_Data lines_
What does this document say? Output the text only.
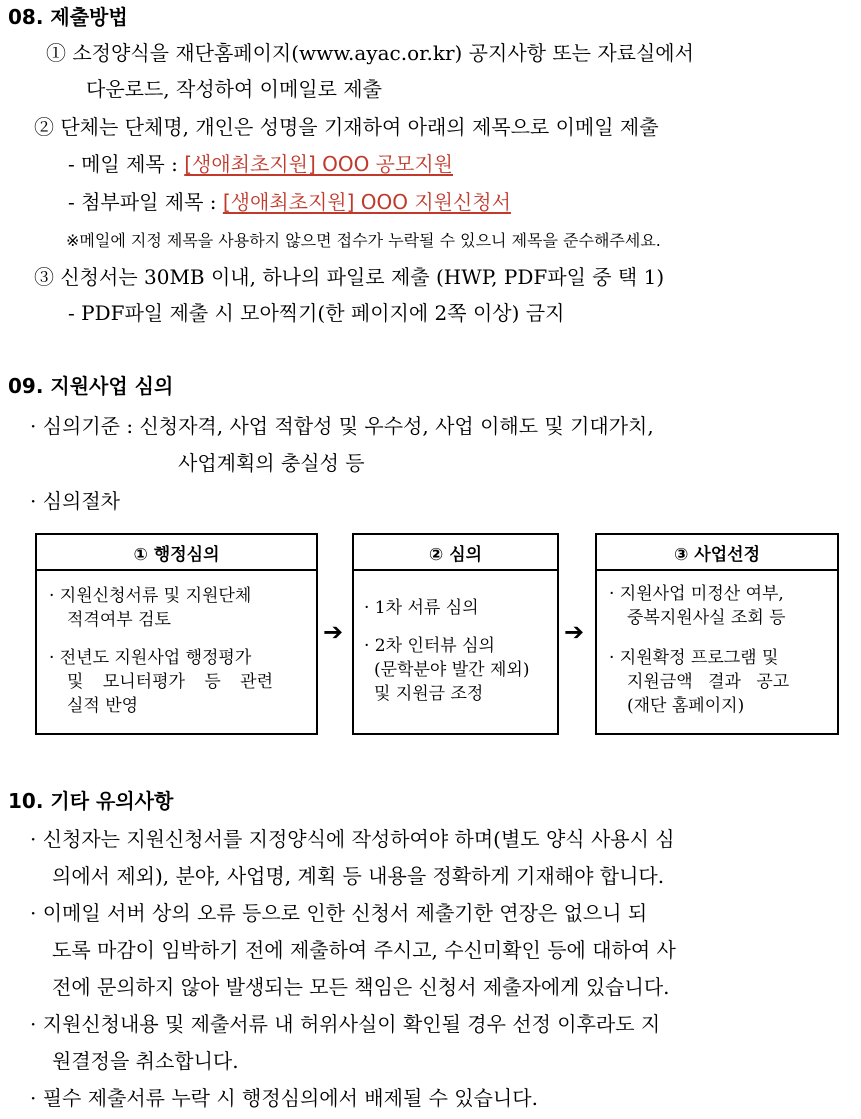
08. 제출방법
① 소정양식을 재단홈페이지(www.ayac.or.kr) 공지사항 또는 자료실에서
다운로드, 작성하여 이메일로 제출
② 단체는 단체명, 개인은 성명을 기재하여 아래의 제목으로 이메일 제출
- 메일 제목 : [생애최초지원] OOO 공모지원
- 첨부파일 제목 : [생애최초지원] OOO 지원신청서
※메일에 지정 제목을 사용하지 않으면 접수가 누락될 수 있으니 제목을 준수해주세요.
③ 신청서는 30MB 이내, 하나의 파일로 제출 (HWP, PDF파일 중 택 1)
- PDF파일 제출 시 모아찍기(한 페이지에 2쪽 이상) 금지
09. 지원사업 심의
· 심의기준 : 신청자격, 사업 적합성 및 우수성, 사업 이해도 및 기대가치,
사업계획의 충실성 등
· 심의절차
① 행정심의
· 지원신청서류 및 지원단체
적격여부 검토
· 전년도 지원사업 행정평가
및 모니터평가 등 관련
실적 반영
➔
② 심의
· 1차 서류 심의
· 2차 인터뷰 심의
(문학분야 발간 제외)
및 지원금 조정
➔
③ 사업선정
· 지원사업 미정산 여부,
중복지원사실 조회 등
· 지원확정 프로그램 및
지원금액 결과 공고
(재단 홈페이지)
10. 기타 유의사항
· 신청자는 지원신청서를 지정양식에 작성하여야 하며(별도 양식 사용시 심
의에서 제외), 분야, 사업명, 계획 등 내용을 정확하게 기재해야 합니다.
· 이메일 서버 상의 오류 등으로 인한 신청서 제출기한 연장은 없으니 되
도록 마감이 임박하기 전에 제출하여 주시고, 수신미확인 등에 대하여 사
전에 문의하지 않아 발생되는 모든 책임은 신청서 제출자에게 있습니다.
· 지원신청내용 및 제출서류 내 허위사실이 확인될 경우 선정 이후라도 지
원결정을 취소합니다.
· 필수 제출서류 누락 시 행정심의에서 배제될 수 있습니다.
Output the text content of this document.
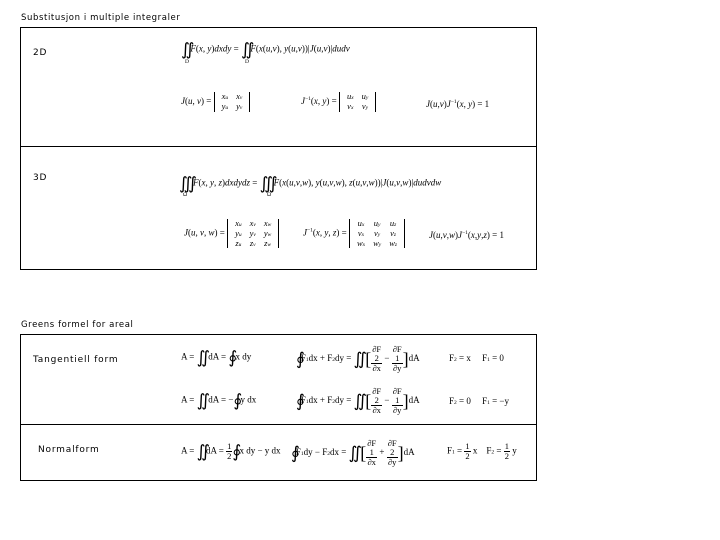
Substitusjon i multiple integraler
2D	∬F(x, y)dxdy = ∬F(x(u,v), y(u,v))|J(u,v)|dudv
D	D
J(u, v) = xu	xv
yu	yv
$J^{-1}(x$, y) = ux	uy
vx	vy	$J(u,v)J^{-1}(x$, y) = 1
3D	∭F(x, y, z)dxdydz = ∭F(x(u,v,w), y(u,v,w), z(u,v,w))|J(u,v,w)|dudvdw
Ω	Ω
J(u, v, w) =
xu	xv	xw
yu	yv	yw
zu	zv	zw
$J^{-1}(x$, y, z) =
ux	uy	uz
vx	vy	vz
wx	wy	wz
$J(u,v,w)J^{-1}(x,y,z) = 1$
Greens formel for areal
Tangentiell form	A = ∬ dA = ∮ x dy	∮F1dx + F2dy = ∬ [ ∂F
2
∂x − ∂F
1
∂y ]dA	F2 = x     F1 = 0
A = ∬ dA = −∮ y dx ∮F1dx + F2dy = ∬ [ ∂F
2
∂x − ∂F
1
∂y ]dA	F2 = 0     F1 = −y
Normalform	A = ∬dA = $\frac{1}{2}$ ∮ x dy − y dx ∮F1dy − F2dx = ∬ [ ∂F
1
∂x + ∂F
2
∂y ]dA	$F1 = \frac{1}{2}$ x    $F2 = \frac{1}{2}$ y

_The exercise_
Copy out each line of the records that holds the string "제출서류".

_Full solution_
· 지원신청내용 및 제출서류 내 허위사실이 확인될 경우 선정 이후라도 지
· 필수 제출서류 누락 시 행정심의에서 배제될 수 있습니다.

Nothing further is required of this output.